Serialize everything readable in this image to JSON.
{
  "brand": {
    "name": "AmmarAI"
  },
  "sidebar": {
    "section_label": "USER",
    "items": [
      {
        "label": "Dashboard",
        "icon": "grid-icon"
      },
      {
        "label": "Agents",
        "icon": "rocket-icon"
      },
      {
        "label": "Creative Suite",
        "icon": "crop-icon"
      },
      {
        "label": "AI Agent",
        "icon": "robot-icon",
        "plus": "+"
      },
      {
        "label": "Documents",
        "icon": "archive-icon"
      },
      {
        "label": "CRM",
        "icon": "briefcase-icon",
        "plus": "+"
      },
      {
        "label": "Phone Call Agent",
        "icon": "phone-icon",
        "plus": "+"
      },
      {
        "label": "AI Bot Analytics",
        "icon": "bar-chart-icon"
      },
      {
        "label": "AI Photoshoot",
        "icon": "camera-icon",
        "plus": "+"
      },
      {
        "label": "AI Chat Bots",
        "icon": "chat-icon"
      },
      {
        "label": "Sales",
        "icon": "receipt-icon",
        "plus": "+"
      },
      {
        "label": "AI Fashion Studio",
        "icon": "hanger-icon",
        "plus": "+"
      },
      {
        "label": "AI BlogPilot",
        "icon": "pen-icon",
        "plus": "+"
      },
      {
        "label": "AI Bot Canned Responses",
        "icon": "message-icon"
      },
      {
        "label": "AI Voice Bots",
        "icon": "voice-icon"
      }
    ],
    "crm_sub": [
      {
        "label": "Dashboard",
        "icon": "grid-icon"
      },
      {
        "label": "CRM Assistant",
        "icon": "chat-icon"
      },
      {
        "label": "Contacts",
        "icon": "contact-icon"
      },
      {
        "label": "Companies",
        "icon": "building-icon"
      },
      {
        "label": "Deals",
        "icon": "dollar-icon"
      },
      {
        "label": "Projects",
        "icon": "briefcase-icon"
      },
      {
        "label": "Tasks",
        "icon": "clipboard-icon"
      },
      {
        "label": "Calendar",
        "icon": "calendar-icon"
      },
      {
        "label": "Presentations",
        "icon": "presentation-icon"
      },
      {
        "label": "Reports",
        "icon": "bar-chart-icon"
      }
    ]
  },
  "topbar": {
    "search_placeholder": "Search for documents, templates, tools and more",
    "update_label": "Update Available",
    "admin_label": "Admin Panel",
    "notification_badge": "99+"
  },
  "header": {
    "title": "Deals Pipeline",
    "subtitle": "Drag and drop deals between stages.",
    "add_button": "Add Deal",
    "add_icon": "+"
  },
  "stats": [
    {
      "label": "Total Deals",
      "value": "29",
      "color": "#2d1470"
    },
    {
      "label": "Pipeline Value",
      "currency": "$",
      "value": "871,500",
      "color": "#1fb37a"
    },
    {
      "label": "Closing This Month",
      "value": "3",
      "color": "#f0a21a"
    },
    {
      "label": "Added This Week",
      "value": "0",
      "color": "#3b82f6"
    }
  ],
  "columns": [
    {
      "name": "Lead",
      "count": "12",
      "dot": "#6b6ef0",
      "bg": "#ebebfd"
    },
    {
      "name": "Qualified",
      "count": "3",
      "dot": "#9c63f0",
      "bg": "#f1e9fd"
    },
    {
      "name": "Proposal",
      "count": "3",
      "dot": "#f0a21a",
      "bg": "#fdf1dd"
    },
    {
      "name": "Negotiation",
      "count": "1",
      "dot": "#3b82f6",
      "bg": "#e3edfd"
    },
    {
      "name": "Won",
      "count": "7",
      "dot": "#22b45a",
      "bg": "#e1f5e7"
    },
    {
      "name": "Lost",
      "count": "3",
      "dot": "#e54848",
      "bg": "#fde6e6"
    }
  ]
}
· · · · ·
WORK TO DO:
Every entry must be retyped in full, exactly as given.

FINAL RESULT:
Serialize everything readable in this image to JSON.
{
  "brand": {
    "name": "AmmarAI"
  },
  "sidebar": {
    "section_label": "USER",
    "items": [
      {
        "label": "Dashboard",
        "icon": "grid-icon"
      },
      {
        "label": "Agents",
        "icon": "rocket-icon"
      },
      {
        "label": "Creative Suite",
        "icon": "crop-icon"
      },
      {
        "label": "AI Agent",
        "icon": "robot-icon",
        "plus": "+"
      },
      {
        "label": "Documents",
        "icon": "archive-icon"
      },
      {
        "label": "CRM",
        "icon": "briefcase-icon",
        "plus": "+"
      },
      {
        "label": "Phone Call Agent",
        "icon": "phone-icon",
        "plus": "+"
      },
      {
        "label": "AI Bot Analytics",
        "icon": "bar-chart-icon"
      },
      {
        "label": "AI Photoshoot",
        "icon": "camera-icon",
        "plus": "+"
      },
      {
        "label": "AI Chat Bots",
        "icon": "chat-icon"
      },
      {
        "label": "Sales",
        "icon": "receipt-icon",
        "plus": "+"
      },
      {
        "label": "AI Fashion Studio",
        "icon": "hanger-icon",
        "plus": "+"
      },
      {
        "label": "AI BlogPilot",
        "icon": "pen-icon",
        "plus": "+"
      },
      {
        "label": "AI Bot Canned Responses",
        "icon": "message-icon"
      },
      {
        "label": "AI Voice Bots",
        "icon": "voice-icon"
      }
    ],
    "crm_sub": [
      {
        "label": "Dashboard",
        "icon": "grid-icon"
      },
      {
        "label": "CRM Assistant",
        "icon": "chat-icon"
      },
      {
        "label": "Contacts",
        "icon": "contact-icon"
      },
      {
        "label": "Companies",
        "icon": "building-icon"
      },
      {
        "label": "Deals",
        "icon": "dollar-icon"
      },
      {
        "label": "Projects",
        "icon": "briefcase-icon"
      },
      {
        "label": "Tasks",
        "icon": "clipboard-icon"
      },
      {
        "label": "Calendar",
        "icon": "calendar-icon"
      },
      {
        "label": "Presentations",
        "icon": "presentation-icon"
      },
      {
        "label": "Reports",
        "icon": "bar-chart-icon"
      }
    ]
  },
  "topbar": {
    "search_placeholder": "Search for documents, templates, tools and more",
    "update_label": "Update Available",
    "admin_label": "Admin Panel",
    "notification_badge": "99+"
  },
  "header": {
    "title": "Deals Pipeline",
    "subtitle": "Drag and drop deals between stages.",
    "add_button": "Add Deal",
    "add_icon": "+"
  },
  "stats": [
    {
      "label": "Total Deals",
      "value": "29",
      "color": "#2d1470"
    },
    {
      "label": "Pipeline Value",
      "currency": "$",
      "value": "871,500",
      "color": "#1fb37a"
    },
    {
      "label": "Closing This Month",
      "value": "3",
      "color": "#f0a21a"
    },
    {
      "label": "Added This Week",
      "value": "0",
      "color": "#3b82f6"
    }
  ],
  "columns": [
    {
      "name": "Lead",
      "count": "12",
      "dot": "#6b6ef0",
      "bg": "#ebebfd"
    },
    {
      "name": "Qualified",
      "count": "3",
      "dot": "#9c63f0",
      "bg": "#f1e9fd"
    },
    {
      "name": "Proposal",
      "count": "3",
      "dot": "#f0a21a",
      "bg": "#fdf1dd"
    },
    {
      "name": "Negotiation",
      "count": "1",
      "dot": "#3b82f6",
      "bg": "#e3edfd"
    },
    {
      "name": "Won",
      "count": "7",
      "dot": "#22b45a",
      "bg": "#e1f5e7"
    },
    {
      "name": "Lost",
      "count": "3",
      "dot": "#e54848",
      "bg": "#fde6e6"
    }
  ]
}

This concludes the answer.